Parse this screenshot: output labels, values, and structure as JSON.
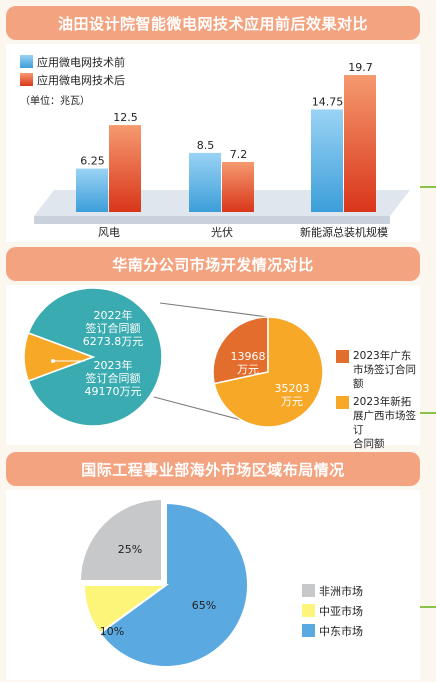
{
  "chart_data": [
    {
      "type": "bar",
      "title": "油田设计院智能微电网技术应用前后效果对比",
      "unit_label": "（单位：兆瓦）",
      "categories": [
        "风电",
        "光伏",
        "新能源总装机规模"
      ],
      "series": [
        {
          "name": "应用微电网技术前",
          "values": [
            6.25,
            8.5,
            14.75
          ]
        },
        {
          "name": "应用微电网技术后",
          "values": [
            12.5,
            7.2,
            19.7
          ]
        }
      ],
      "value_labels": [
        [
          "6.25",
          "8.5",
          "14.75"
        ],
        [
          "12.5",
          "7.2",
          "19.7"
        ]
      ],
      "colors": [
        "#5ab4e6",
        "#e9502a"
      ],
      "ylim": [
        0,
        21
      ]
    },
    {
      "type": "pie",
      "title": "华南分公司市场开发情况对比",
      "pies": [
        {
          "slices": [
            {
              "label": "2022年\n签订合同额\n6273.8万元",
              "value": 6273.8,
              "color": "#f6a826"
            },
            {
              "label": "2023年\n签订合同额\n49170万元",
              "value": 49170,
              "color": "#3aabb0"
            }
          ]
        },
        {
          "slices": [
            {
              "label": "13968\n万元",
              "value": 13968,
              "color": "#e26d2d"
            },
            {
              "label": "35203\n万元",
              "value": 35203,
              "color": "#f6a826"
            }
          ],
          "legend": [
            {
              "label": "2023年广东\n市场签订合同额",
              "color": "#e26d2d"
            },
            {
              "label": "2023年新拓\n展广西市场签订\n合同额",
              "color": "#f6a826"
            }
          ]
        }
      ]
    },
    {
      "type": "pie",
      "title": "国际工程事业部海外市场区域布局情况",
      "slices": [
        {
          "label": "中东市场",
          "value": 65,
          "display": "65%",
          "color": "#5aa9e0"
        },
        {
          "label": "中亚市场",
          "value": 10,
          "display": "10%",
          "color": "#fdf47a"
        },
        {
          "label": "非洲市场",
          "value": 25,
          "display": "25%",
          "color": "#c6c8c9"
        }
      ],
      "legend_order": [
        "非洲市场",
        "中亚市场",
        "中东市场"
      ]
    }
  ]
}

= Work instructions =
Take every line above carrying "title" and return it.

= Expected output =
      "title": "油田设计院智能微电网技术应用前后效果对比",
      "title": "华南分公司市场开发情况对比",
      "title": "国际工程事业部海外市场区域布局情况",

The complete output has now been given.